··· Data for this exercise
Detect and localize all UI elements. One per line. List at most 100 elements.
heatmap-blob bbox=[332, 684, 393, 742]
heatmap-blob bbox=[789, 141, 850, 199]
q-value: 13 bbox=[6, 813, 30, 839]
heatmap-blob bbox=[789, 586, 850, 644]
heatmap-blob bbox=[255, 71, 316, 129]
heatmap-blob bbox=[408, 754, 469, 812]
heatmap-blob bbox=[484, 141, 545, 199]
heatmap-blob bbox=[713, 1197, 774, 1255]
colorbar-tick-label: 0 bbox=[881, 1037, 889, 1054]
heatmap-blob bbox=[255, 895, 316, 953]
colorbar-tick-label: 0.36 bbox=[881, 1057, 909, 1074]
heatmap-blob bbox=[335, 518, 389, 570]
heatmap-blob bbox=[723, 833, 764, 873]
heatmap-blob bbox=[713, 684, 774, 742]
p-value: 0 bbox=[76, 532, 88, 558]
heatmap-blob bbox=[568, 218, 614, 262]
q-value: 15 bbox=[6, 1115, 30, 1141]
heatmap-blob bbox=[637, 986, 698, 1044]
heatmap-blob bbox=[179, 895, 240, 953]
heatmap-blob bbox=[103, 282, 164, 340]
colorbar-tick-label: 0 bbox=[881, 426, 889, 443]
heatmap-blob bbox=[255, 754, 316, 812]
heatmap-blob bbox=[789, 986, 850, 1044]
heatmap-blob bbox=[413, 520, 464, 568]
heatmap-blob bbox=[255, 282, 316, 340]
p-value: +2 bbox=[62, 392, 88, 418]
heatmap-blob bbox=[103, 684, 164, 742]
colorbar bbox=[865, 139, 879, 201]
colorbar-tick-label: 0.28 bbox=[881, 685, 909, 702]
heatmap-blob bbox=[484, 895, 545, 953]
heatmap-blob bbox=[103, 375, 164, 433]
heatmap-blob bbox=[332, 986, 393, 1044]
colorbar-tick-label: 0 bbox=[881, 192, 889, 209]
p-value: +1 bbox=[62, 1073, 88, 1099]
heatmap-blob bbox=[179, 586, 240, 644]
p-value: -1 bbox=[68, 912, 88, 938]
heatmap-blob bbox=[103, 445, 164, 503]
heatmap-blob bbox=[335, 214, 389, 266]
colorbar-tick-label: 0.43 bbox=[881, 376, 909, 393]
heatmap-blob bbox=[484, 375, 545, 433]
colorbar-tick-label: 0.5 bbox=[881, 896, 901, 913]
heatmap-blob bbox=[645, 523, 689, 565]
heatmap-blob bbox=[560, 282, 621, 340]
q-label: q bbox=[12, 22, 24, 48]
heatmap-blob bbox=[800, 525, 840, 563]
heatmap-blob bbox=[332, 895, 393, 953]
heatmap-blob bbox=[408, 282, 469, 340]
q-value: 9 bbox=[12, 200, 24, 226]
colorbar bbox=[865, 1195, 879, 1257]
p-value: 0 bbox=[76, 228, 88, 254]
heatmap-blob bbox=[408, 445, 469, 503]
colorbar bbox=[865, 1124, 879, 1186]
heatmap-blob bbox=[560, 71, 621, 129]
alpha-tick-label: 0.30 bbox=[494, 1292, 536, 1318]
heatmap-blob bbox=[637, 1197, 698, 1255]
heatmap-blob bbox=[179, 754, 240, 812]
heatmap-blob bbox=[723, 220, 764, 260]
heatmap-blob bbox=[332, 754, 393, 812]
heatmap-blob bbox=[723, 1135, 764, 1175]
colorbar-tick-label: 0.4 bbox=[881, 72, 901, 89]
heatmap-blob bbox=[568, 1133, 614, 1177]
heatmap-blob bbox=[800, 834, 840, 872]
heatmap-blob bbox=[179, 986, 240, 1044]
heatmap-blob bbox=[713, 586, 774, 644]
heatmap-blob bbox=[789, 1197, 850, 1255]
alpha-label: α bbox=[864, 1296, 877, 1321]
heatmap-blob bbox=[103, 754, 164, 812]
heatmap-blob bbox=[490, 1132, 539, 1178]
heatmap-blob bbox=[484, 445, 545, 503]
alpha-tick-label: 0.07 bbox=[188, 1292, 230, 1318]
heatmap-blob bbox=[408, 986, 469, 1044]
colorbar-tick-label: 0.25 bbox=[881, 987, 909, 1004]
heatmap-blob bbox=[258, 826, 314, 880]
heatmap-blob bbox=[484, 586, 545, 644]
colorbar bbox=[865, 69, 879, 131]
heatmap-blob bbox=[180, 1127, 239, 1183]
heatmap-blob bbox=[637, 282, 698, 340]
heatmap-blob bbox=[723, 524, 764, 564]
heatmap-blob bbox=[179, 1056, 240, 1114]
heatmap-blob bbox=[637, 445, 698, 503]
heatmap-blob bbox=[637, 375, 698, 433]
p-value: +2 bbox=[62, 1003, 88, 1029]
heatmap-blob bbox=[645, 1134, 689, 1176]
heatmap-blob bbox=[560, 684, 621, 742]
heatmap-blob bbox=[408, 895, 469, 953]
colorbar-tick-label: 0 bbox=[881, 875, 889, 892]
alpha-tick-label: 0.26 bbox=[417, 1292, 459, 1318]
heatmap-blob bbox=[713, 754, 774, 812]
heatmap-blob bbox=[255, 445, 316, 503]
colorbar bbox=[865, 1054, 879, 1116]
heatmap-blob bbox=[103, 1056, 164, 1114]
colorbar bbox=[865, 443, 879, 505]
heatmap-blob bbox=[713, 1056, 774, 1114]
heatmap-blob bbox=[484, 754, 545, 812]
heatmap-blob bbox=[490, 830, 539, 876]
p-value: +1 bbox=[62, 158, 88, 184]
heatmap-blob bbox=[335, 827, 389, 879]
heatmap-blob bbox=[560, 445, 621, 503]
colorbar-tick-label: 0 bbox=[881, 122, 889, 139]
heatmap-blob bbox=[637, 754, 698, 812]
······
··· Data for this exercise
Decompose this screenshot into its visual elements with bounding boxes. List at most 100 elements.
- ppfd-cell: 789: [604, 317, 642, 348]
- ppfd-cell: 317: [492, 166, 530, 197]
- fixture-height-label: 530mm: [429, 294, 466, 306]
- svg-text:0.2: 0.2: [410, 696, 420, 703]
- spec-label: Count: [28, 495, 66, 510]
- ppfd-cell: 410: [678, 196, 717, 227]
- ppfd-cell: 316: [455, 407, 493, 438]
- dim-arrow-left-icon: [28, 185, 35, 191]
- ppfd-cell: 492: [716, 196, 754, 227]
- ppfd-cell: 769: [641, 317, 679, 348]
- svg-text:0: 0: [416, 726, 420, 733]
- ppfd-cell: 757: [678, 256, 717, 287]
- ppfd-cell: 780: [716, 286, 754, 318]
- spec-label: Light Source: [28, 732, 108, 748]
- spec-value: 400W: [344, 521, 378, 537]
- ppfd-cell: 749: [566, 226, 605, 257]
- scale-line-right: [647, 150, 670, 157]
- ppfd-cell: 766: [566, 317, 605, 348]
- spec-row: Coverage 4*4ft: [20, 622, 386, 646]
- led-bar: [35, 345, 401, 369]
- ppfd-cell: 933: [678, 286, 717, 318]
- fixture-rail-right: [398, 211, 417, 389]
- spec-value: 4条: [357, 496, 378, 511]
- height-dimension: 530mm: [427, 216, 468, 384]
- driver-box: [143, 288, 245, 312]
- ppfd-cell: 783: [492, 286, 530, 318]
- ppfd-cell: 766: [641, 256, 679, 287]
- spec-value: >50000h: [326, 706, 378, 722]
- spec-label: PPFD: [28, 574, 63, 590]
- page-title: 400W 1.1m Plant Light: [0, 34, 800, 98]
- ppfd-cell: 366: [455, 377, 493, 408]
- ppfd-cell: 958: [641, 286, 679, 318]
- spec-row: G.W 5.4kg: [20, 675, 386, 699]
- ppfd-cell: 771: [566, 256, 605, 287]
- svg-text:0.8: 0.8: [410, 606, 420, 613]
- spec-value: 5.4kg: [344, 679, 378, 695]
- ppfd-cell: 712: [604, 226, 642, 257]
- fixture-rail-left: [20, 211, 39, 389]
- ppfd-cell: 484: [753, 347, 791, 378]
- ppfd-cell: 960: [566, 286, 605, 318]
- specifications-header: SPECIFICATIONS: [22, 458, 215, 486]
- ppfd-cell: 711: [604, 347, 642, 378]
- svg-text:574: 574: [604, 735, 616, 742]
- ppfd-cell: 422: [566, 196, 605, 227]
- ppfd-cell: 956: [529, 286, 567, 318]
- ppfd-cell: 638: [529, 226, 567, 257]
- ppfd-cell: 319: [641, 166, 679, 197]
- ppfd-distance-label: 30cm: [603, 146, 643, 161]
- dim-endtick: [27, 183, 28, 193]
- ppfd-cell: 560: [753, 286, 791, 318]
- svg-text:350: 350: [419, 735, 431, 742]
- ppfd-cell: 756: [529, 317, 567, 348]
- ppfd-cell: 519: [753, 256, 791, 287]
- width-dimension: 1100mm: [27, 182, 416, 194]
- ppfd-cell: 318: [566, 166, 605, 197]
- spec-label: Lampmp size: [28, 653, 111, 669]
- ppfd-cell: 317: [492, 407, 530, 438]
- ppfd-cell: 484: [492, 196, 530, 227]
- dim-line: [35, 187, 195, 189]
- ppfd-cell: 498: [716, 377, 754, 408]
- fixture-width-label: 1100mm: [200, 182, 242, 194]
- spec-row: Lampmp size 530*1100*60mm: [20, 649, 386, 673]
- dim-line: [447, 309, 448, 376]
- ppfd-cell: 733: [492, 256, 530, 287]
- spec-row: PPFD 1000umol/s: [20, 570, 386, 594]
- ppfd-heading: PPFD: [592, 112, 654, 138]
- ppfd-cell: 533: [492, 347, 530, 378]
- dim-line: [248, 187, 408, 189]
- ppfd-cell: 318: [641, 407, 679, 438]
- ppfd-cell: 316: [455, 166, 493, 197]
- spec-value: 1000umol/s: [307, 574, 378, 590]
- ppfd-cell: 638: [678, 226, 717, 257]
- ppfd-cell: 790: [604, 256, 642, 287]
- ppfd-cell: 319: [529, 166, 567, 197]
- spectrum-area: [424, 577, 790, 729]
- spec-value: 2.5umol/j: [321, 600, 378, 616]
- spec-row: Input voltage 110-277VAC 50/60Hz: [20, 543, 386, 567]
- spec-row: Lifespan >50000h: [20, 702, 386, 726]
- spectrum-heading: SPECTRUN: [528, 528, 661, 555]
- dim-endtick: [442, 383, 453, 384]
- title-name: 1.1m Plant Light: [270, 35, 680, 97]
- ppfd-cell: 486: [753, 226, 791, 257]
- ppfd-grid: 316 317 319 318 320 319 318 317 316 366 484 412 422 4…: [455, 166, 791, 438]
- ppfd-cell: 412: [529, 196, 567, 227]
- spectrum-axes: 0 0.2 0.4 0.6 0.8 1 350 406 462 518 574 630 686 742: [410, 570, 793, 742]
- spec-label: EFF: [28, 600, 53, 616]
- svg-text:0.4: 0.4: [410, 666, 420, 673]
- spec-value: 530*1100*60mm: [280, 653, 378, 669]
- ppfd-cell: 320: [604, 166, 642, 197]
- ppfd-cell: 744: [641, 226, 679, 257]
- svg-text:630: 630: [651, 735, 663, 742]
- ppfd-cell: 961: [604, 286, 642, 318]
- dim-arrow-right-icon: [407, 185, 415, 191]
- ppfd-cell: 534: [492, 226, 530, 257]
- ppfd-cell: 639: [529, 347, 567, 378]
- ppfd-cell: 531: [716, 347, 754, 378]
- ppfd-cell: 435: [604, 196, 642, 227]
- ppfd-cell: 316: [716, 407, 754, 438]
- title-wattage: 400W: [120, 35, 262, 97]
······
··· Data for this exercise
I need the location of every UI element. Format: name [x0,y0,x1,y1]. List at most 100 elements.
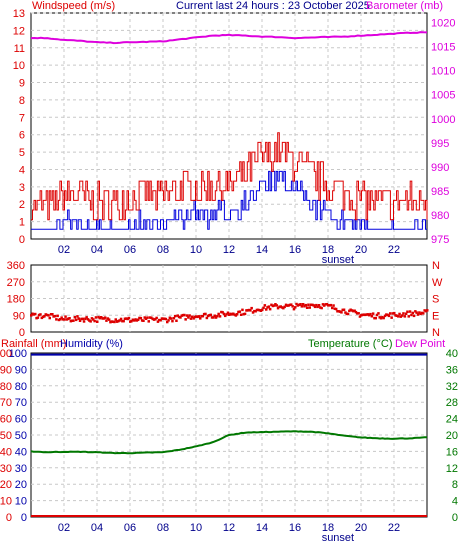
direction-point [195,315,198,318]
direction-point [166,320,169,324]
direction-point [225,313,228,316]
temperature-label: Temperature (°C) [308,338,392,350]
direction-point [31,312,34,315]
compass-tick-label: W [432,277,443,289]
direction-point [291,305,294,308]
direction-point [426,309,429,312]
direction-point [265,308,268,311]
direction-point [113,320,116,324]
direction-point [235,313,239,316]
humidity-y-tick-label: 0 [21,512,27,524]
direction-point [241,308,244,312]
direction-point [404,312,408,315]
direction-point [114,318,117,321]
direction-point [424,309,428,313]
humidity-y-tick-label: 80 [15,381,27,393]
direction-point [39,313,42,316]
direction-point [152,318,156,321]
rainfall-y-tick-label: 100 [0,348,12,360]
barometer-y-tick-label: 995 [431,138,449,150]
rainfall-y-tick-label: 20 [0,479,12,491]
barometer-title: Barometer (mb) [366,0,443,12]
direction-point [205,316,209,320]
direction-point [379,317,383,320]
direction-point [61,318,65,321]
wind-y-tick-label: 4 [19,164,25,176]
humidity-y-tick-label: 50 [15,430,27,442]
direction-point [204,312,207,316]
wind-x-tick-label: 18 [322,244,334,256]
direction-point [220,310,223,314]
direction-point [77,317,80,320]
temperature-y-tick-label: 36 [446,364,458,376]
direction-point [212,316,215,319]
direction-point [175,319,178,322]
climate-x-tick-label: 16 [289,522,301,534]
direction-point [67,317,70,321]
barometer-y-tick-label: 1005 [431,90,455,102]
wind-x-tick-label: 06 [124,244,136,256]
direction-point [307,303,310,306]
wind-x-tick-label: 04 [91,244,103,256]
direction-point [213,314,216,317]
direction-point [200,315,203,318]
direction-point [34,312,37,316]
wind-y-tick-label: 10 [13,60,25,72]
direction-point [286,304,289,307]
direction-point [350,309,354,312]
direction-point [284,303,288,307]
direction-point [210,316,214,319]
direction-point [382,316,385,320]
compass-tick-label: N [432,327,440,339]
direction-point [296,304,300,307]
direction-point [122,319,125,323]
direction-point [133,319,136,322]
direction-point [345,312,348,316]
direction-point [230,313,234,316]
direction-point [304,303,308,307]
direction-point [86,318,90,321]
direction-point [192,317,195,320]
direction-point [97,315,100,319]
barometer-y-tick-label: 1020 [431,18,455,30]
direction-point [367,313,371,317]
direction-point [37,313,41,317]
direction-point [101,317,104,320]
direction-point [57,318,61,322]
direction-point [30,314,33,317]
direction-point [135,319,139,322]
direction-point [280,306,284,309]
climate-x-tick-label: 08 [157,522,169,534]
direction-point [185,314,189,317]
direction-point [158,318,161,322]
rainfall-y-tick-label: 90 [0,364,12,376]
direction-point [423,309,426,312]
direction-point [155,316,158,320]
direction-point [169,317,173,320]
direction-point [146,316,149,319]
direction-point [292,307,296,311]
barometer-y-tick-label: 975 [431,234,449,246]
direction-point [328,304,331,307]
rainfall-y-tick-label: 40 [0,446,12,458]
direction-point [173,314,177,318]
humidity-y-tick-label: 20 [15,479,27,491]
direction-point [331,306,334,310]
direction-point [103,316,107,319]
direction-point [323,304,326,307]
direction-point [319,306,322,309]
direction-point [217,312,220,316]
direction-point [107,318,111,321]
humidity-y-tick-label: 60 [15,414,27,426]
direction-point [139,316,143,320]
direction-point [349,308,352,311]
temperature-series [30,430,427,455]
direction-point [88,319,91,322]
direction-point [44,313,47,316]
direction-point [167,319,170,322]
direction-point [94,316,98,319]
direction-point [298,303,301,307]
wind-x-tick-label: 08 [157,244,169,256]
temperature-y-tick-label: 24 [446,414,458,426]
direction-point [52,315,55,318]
······
Problem statement:
Give the records from the line containing "Detect and localize" up to and including the line containing "p-value: 0 bbox=[76, 532, 88, 558]" as a JSON list of strings, one string per line, leaving out any blank lines.

Result for this exercise:
[
  "Detect and localize all UI elements. One per line. List at most 100 elements.",
  "heatmap-blob bbox=[332, 684, 393, 742]",
  "heatmap-blob bbox=[789, 141, 850, 199]",
  "q-value: 13 bbox=[6, 813, 30, 839]",
  "heatmap-blob bbox=[789, 586, 850, 644]",
  "heatmap-blob bbox=[255, 71, 316, 129]",
  "heatmap-blob bbox=[408, 754, 469, 812]",
  "heatmap-blob bbox=[484, 141, 545, 199]",
  "heatmap-blob bbox=[713, 1197, 774, 1255]",
  "colorbar-tick-label: 0 bbox=[881, 1037, 889, 1054]",
  "heatmap-blob bbox=[255, 895, 316, 953]",
  "colorbar-tick-label: 0.36 bbox=[881, 1057, 909, 1074]",
  "heatmap-blob bbox=[335, 518, 389, 570]",
  "heatmap-blob bbox=[723, 833, 764, 873]",
  "heatmap-blob bbox=[713, 684, 774, 742]",
  "p-value: 0 bbox=[76, 532, 88, 558]"
]